> **Instructions for the task**
Transcribe every entry below word for word, but skip the pictures.

> **Material to process**
►

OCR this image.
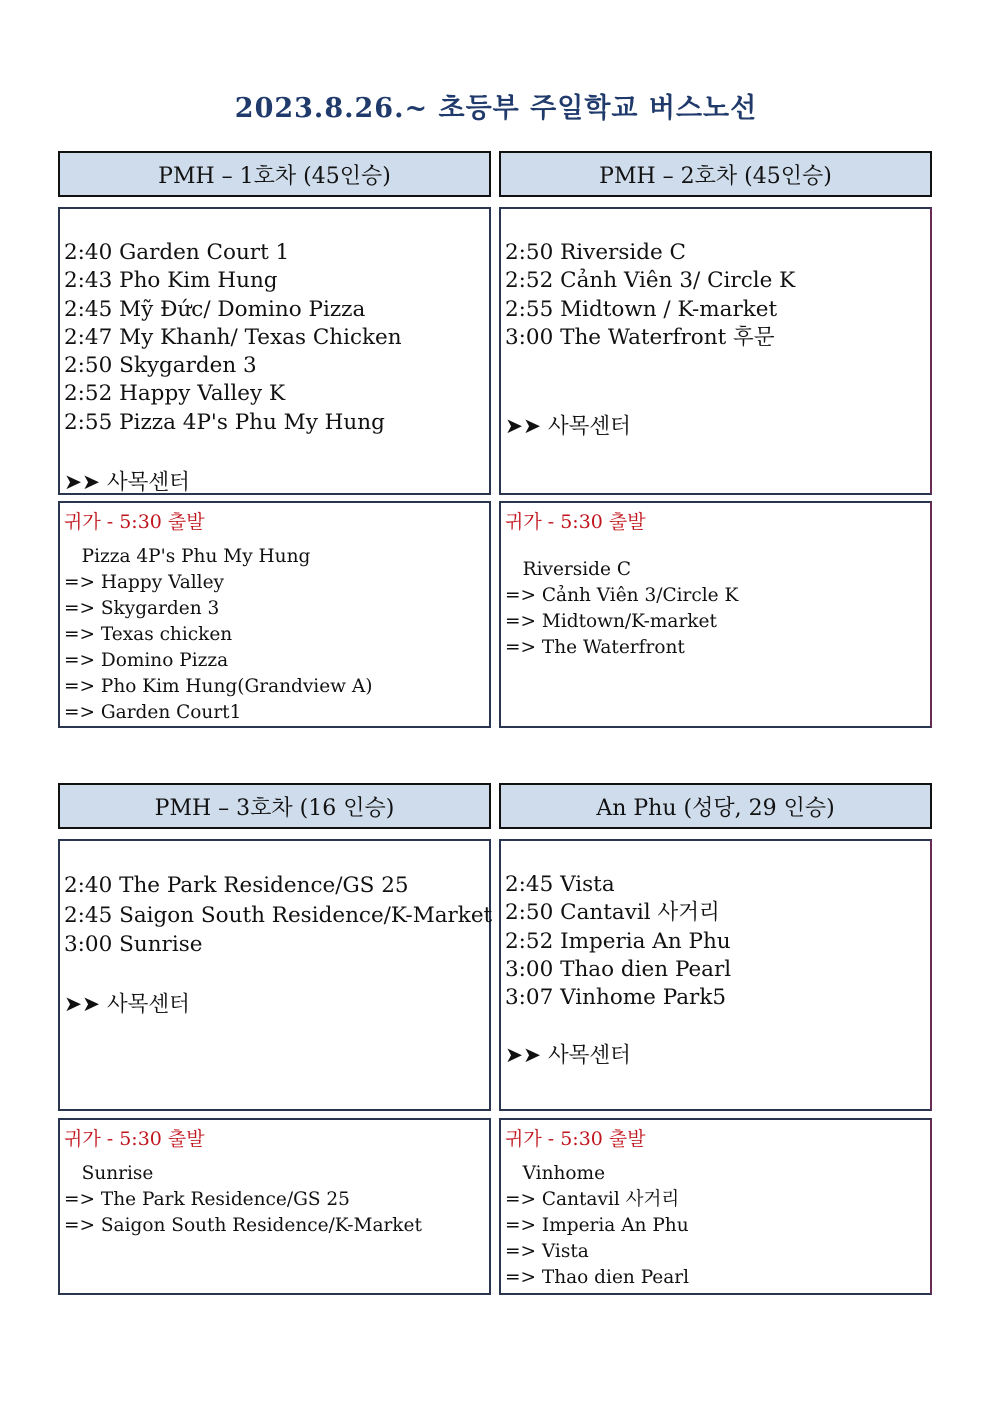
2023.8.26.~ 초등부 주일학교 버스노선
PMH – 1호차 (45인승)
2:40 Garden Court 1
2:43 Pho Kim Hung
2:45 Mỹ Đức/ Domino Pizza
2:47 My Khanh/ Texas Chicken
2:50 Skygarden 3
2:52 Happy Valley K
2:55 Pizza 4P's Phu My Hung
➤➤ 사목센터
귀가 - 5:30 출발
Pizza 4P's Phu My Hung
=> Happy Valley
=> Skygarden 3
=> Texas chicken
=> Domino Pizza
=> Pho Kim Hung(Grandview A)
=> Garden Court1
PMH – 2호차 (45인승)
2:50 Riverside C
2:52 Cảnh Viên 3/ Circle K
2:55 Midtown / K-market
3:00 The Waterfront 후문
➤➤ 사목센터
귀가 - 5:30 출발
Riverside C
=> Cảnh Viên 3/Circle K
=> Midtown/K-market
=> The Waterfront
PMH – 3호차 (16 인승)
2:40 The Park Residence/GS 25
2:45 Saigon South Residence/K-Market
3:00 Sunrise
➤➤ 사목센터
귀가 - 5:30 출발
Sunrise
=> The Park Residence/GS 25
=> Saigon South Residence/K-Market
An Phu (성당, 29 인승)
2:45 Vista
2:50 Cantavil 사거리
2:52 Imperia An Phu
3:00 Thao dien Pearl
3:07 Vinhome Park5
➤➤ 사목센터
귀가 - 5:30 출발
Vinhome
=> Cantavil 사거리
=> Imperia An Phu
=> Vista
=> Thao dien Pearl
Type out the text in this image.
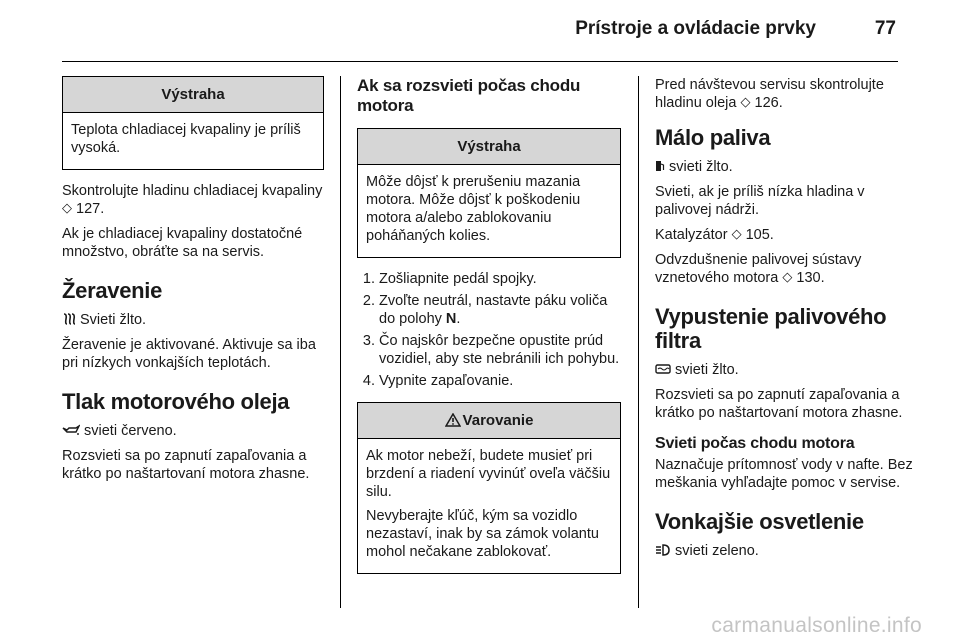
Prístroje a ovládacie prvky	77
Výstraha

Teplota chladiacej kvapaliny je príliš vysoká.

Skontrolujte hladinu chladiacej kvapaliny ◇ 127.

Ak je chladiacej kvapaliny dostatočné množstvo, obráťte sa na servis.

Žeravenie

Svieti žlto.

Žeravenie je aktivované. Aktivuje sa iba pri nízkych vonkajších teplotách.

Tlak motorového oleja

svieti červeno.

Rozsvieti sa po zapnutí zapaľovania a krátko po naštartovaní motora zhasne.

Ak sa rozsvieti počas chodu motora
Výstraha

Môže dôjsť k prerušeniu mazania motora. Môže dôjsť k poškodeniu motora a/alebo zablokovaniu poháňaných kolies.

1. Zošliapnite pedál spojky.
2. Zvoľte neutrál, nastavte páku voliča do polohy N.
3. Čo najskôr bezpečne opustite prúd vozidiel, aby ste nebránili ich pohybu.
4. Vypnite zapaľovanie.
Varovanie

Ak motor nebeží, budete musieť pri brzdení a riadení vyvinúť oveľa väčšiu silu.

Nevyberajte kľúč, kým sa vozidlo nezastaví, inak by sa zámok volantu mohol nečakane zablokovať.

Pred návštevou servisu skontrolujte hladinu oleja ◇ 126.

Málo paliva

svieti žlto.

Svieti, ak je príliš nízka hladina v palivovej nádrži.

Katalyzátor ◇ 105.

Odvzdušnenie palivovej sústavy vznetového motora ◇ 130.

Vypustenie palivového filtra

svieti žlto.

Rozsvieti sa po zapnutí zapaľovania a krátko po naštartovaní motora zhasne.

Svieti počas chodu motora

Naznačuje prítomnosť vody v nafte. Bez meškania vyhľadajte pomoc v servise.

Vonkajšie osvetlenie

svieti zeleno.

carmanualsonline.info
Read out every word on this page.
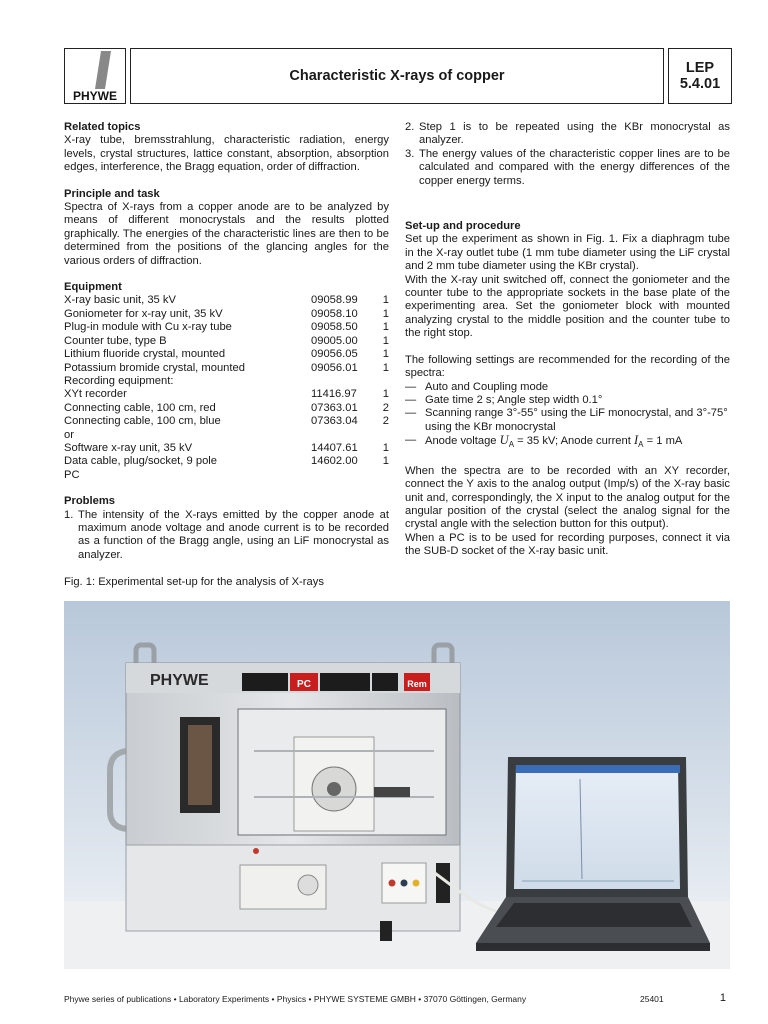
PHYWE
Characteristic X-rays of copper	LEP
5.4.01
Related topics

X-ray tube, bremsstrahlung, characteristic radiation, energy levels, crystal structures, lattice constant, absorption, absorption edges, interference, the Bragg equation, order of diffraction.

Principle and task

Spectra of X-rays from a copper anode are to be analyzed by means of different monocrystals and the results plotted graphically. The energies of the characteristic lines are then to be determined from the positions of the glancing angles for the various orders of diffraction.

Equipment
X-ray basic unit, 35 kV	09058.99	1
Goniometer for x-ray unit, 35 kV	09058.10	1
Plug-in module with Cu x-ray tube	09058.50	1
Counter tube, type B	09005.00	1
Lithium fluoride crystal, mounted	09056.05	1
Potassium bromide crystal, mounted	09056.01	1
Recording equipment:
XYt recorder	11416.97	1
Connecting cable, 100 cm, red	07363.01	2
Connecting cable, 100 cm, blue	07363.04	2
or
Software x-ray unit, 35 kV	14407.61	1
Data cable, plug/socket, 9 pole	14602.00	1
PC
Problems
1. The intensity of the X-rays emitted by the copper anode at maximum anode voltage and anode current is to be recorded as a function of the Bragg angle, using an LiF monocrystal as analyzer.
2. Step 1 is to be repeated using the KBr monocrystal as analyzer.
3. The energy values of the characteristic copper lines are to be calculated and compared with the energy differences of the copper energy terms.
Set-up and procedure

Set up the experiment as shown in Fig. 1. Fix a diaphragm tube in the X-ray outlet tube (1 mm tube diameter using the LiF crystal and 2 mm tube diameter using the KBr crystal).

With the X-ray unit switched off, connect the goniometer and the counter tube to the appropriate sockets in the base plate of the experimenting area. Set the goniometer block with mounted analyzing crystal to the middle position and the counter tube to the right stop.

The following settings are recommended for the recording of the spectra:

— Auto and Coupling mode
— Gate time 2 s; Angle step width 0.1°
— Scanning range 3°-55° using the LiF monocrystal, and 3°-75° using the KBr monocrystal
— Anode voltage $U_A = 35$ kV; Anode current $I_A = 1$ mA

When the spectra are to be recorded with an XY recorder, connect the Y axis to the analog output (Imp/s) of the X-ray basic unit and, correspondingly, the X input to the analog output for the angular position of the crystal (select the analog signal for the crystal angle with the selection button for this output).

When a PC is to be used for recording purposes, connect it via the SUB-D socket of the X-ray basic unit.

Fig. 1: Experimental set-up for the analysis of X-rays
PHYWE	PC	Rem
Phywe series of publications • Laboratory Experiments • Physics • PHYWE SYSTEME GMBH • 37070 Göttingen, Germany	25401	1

◄

> **Solution to the exercise**
OCR this image.
2023.8.26.~ 초등부 주일학교 버스노선
PMH – 1호차 (45인승)
2:40 Garden Court 1
2:43 Pho Kim Hung
2:45 Mỹ Đức/ Domino Pizza
2:47 My Khanh/ Texas Chicken
2:50 Skygarden 3
2:52 Happy Valley K
2:55 Pizza 4P's Phu My Hung
➤➤ 사목센터
귀가 - 5:30 출발
Pizza 4P's Phu My Hung
=> Happy Valley
=> Skygarden 3
=> Texas chicken
=> Domino Pizza
=> Pho Kim Hung(Grandview A)
=> Garden Court1
PMH – 2호차 (45인승)
2:50 Riverside C
2:52 Cảnh Viên 3/ Circle K
2:55 Midtown / K-market
3:00 The Waterfront 후문
➤➤ 사목센터
귀가 - 5:30 출발
Riverside C
=> Cảnh Viên 3/Circle K
=> Midtown/K-market
=> The Waterfront
PMH – 3호차 (16 인승)
2:40 The Park Residence/GS 25
2:45 Saigon South Residence/K-Market
3:00 Sunrise
➤➤ 사목센터
귀가 - 5:30 출발
Sunrise
=> The Park Residence/GS 25
=> Saigon South Residence/K-Market
An Phu (성당, 29 인승)
2:45 Vista
2:50 Cantavil 사거리
2:52 Imperia An Phu
3:00 Thao dien Pearl
3:07 Vinhome Park5
➤➤ 사목센터
귀가 - 5:30 출발
Vinhome
=> Cantavil 사거리
=> Imperia An Phu
=> Vista
=> Thao dien Pearl
Type out the text in this image.
Prístroje a ovládacie prvky	77
Výstraha

Teplota chladiacej kvapaliny je príliš vysoká.

Skontrolujte hladinu chladiacej kvapaliny ◇ 127.

Ak je chladiacej kvapaliny dostatočné množstvo, obráťte sa na servis.

Žeravenie

Svieti žlto.

Žeravenie je aktivované. Aktivuje sa iba pri nízkych vonkajších teplotách.

Tlak motorového oleja

svieti červeno.

Rozsvieti sa po zapnutí zapaľovania a krátko po naštartovaní motora zhasne.

Ak sa rozsvieti počas chodu motora
Výstraha

Môže dôjsť k prerušeniu mazania motora. Môže dôjsť k poškodeniu motora a/alebo zablokovaniu poháňaných kolies.

1. Zošliapnite pedál spojky.
2. Zvoľte neutrál, nastavte páku voliča do polohy N.
3. Čo najskôr bezpečne opustite prúd vozidiel, aby ste nebránili ich pohybu.
4. Vypnite zapaľovanie.
Varovanie

Ak motor nebeží, budete musieť pri brzdení a riadení vyvinúť oveľa väčšiu silu.

Nevyberajte kľúč, kým sa vozidlo nezastaví, inak by sa zámok volantu mohol nečakane zablokovať.

Pred návštevou servisu skontrolujte hladinu oleja ◇ 126.

Málo paliva

svieti žlto.

Svieti, ak je príliš nízka hladina v palivovej nádrži.

Katalyzátor ◇ 105.

Odvzdušnenie palivovej sústavy vznetového motora ◇ 130.

Vypustenie palivového filtra

svieti žlto.

Rozsvieti sa po zapnutí zapaľovania a krátko po naštartovaní motora zhasne.

Svieti počas chodu motora

Naznačuje prítomnosť vody v nafte. Bez meškania vyhľadajte pomoc v servise.

Vonkajšie osvetlenie

svieti zeleno.

carmanualsonline.info
Read out every word on this page.
PHYWE
Characteristic X-rays of copper	LEP
5.4.01
Related topics

X-ray tube, bremsstrahlung, characteristic radiation, energy levels, crystal structures, lattice constant, absorption, absorption edges, interference, the Bragg equation, order of diffraction.

Principle and task

Spectra of X-rays from a copper anode are to be analyzed by means of different monocrystals and the results plotted graphically. The energies of the characteristic lines are then to be determined from the positions of the glancing angles for the various orders of diffraction.

Equipment
X-ray basic unit, 35 kV	09058.99	1
Goniometer for x-ray unit, 35 kV	09058.10	1
Plug-in module with Cu x-ray tube	09058.50	1
Counter tube, type B	09005.00	1
Lithium fluoride crystal, mounted	09056.05	1
Potassium bromide crystal, mounted	09056.01	1
Recording equipment:
XYt recorder	11416.97	1
Connecting cable, 100 cm, red	07363.01	2
Connecting cable, 100 cm, blue	07363.04	2
or
Software x-ray unit, 35 kV	14407.61	1
Data cable, plug/socket, 9 pole	14602.00	1
PC
Problems
1. The intensity of the X-rays emitted by the copper anode at maximum anode voltage and anode current is to be recorded as a function of the Bragg angle, using an LiF monocrystal as analyzer.
2. Step 1 is to be repeated using the KBr monocrystal as analyzer.
3. The energy values of the characteristic copper lines are to be calculated and compared with the energy differences of the copper energy terms.
Set-up and procedure

Set up the experiment as shown in Fig. 1. Fix a diaphragm tube in the X-ray outlet tube (1 mm tube diameter using the LiF crystal and 2 mm tube diameter using the KBr crystal).

With the X-ray unit switched off, connect the goniometer and the counter tube to the appropriate sockets in the base plate of the experimenting area. Set the goniometer block with mounted analyzing crystal to the middle position and the counter tube to the right stop.

The following settings are recommended for the recording of the spectra:

— Auto and Coupling mode
— Gate time 2 s; Angle step width 0.1°
— Scanning range 3°-55° using the LiF monocrystal, and 3°-75° using the KBr monocrystal
— Anode voltage $U_A = 35$ kV; Anode current $I_A = 1$ mA

When the spectra are to be recorded with an XY recorder, connect the Y axis to the analog output (Imp/s) of the X-ray basic unit and, correspondingly, the X input to the analog output for the angular position of the crystal (select the analog signal for the crystal angle with the selection button for this output).

When a PC is to be used for recording purposes, connect it via the SUB-D socket of the X-ray basic unit.

Fig. 1: Experimental set-up for the analysis of X-rays
PHYWE	PC	Rem
Phywe series of publications • Laboratory Experiments • Physics • PHYWE SYSTEME GMBH • 37070 Göttingen, Germany	25401	1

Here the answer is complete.